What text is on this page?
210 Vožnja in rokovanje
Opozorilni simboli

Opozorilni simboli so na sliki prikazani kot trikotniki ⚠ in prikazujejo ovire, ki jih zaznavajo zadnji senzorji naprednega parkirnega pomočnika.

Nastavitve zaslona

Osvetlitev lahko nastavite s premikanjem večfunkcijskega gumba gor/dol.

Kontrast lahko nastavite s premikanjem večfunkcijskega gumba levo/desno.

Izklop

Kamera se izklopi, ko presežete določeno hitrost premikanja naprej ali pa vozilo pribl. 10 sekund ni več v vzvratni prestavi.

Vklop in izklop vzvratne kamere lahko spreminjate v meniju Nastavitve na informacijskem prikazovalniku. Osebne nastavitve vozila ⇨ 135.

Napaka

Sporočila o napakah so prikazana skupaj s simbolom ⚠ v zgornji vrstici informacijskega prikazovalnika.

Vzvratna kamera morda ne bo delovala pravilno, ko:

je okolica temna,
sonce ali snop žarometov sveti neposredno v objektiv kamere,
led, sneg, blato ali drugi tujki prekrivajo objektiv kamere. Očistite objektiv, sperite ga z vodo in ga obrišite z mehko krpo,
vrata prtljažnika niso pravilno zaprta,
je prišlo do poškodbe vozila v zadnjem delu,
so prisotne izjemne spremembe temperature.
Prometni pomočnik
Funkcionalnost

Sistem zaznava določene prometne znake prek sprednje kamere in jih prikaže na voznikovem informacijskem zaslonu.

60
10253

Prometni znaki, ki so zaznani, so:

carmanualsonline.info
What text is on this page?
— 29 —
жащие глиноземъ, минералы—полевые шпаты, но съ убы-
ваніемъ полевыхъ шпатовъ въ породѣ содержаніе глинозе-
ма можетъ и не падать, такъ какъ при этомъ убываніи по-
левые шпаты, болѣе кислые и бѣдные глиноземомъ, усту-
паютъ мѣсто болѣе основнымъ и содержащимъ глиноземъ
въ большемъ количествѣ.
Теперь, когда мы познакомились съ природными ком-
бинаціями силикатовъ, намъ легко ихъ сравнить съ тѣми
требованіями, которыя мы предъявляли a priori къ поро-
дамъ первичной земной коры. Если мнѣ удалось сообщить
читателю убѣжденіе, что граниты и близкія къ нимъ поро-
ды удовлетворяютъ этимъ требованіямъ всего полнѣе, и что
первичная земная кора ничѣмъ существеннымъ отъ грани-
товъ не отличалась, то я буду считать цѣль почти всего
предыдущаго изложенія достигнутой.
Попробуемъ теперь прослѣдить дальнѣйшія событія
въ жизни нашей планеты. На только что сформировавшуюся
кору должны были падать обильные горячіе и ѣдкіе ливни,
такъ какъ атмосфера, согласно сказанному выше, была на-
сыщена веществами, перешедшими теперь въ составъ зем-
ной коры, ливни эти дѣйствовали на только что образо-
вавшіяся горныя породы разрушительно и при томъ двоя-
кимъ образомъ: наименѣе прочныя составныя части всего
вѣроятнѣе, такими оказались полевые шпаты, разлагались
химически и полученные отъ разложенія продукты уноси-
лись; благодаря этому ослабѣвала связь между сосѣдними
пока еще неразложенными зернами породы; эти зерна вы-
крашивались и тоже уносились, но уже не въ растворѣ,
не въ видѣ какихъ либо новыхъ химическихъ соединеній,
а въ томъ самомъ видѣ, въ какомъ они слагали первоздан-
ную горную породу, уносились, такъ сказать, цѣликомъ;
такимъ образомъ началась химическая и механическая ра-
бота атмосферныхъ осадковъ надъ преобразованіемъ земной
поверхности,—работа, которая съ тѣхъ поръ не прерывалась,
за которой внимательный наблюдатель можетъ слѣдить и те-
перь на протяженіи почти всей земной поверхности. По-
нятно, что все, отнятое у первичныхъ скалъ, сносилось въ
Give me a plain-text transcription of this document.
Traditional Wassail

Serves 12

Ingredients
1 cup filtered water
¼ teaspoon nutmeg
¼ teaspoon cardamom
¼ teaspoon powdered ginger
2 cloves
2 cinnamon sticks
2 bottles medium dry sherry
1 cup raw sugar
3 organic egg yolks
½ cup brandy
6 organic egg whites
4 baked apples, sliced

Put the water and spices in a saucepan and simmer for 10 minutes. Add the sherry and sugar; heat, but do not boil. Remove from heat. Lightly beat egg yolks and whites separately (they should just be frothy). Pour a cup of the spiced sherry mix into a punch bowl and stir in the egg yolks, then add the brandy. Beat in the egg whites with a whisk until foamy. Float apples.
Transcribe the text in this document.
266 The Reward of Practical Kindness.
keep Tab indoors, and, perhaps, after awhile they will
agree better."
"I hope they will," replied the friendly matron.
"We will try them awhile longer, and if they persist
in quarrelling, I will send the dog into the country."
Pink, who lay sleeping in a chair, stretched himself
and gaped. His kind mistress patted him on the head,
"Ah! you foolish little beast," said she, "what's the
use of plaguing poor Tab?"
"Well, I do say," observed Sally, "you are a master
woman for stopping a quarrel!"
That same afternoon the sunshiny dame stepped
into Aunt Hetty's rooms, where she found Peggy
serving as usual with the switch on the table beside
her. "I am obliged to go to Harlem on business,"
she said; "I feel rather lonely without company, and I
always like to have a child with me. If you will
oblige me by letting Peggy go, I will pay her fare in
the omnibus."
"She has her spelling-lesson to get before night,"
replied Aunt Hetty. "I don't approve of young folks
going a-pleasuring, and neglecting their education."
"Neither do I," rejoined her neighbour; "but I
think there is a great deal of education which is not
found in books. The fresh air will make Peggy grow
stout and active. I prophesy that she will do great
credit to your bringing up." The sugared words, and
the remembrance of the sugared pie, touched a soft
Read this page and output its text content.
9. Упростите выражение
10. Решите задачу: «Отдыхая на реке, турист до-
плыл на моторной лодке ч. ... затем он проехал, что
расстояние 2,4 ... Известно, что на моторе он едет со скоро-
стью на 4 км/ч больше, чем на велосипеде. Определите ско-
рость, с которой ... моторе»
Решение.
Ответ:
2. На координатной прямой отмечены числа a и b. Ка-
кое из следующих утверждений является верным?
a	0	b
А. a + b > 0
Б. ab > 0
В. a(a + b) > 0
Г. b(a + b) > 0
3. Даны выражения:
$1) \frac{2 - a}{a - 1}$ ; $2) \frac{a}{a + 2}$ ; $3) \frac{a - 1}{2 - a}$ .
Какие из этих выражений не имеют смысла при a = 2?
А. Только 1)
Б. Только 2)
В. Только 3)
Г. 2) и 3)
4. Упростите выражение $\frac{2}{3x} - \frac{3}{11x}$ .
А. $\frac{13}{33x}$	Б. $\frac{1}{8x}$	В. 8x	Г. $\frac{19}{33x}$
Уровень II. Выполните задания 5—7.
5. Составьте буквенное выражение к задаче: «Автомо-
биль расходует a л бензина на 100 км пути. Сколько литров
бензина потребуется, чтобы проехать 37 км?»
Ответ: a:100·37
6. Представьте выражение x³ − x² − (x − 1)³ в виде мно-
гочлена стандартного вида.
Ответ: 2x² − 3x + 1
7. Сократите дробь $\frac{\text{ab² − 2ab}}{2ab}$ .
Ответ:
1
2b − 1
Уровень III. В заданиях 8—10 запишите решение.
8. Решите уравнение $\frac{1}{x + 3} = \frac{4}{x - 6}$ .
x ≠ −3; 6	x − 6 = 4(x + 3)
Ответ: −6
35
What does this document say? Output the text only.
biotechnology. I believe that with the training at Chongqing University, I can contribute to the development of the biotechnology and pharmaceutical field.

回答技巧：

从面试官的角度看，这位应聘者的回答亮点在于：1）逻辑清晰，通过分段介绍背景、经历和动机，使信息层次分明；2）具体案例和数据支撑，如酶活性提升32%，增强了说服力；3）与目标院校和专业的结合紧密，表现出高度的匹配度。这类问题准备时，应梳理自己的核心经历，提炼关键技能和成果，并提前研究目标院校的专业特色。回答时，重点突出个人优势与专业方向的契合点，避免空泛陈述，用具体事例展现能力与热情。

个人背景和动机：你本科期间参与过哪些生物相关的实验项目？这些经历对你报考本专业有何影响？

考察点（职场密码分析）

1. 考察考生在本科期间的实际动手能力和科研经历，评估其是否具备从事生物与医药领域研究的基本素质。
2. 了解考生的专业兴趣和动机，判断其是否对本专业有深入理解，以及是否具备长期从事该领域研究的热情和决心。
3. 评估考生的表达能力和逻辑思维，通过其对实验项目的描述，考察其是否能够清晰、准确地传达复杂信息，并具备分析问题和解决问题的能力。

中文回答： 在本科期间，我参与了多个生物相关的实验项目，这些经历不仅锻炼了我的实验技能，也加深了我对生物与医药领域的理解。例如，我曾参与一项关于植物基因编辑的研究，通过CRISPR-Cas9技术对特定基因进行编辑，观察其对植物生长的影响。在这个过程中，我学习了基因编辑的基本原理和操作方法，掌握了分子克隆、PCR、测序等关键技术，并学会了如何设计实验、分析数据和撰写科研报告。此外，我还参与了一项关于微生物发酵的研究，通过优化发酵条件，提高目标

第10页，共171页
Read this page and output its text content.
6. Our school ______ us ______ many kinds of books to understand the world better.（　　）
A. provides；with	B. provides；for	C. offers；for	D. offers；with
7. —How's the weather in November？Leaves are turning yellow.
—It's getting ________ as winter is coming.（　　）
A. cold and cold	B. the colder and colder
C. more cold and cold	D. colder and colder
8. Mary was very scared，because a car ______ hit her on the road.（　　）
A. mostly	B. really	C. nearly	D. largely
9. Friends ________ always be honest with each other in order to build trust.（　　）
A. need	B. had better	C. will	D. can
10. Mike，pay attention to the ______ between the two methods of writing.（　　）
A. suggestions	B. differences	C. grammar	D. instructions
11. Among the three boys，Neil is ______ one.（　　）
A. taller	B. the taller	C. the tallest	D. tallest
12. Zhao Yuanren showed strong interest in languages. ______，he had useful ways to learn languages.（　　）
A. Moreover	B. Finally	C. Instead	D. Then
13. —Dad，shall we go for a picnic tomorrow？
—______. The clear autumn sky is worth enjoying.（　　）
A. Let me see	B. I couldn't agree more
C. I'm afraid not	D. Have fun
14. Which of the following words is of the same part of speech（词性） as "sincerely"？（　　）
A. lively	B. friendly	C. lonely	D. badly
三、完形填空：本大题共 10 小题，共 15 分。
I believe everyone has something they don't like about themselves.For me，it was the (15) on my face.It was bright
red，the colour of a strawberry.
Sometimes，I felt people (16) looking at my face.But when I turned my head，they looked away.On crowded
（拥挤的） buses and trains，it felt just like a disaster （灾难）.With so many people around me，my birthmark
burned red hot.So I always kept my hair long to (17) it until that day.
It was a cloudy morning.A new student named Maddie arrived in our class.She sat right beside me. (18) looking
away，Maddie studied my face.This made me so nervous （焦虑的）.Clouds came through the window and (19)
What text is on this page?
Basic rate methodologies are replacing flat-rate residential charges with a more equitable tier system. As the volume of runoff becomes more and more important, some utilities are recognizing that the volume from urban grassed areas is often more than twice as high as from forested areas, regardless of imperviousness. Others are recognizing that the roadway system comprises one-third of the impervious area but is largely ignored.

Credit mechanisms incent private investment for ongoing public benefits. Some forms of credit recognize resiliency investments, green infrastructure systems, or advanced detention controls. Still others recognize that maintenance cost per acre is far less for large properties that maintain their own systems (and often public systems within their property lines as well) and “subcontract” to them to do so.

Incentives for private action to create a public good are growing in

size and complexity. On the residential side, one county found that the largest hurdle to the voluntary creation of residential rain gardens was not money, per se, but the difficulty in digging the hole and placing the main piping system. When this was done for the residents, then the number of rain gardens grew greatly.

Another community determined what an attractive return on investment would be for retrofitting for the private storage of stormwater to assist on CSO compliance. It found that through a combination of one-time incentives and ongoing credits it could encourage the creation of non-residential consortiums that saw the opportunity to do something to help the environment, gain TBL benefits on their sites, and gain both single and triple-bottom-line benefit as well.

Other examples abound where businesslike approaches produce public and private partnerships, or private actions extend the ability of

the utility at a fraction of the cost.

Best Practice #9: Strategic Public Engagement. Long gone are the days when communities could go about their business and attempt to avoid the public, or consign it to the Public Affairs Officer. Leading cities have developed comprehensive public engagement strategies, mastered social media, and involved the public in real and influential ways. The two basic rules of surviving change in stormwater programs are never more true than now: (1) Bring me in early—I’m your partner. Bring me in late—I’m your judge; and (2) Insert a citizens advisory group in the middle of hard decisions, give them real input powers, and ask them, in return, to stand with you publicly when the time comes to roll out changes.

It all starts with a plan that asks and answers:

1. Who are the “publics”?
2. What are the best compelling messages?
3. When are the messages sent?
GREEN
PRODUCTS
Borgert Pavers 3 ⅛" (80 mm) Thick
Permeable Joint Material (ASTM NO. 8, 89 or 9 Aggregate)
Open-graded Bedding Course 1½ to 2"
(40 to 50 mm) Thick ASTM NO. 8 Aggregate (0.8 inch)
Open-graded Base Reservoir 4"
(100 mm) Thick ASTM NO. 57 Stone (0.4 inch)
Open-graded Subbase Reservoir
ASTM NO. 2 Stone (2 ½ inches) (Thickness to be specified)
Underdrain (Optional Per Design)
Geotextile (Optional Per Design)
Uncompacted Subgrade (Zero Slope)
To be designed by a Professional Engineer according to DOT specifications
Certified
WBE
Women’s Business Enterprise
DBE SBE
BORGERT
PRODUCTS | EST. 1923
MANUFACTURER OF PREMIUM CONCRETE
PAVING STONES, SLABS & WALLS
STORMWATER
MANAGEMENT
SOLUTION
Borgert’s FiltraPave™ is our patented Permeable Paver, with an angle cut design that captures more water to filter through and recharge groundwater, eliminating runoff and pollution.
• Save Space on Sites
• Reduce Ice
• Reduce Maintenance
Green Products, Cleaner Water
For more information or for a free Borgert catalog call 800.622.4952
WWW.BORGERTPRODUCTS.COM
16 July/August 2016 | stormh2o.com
------------------------------------
Prompt
Count up every line above that has the word "their" in it; answer with the number alone.

Response to the exercise
4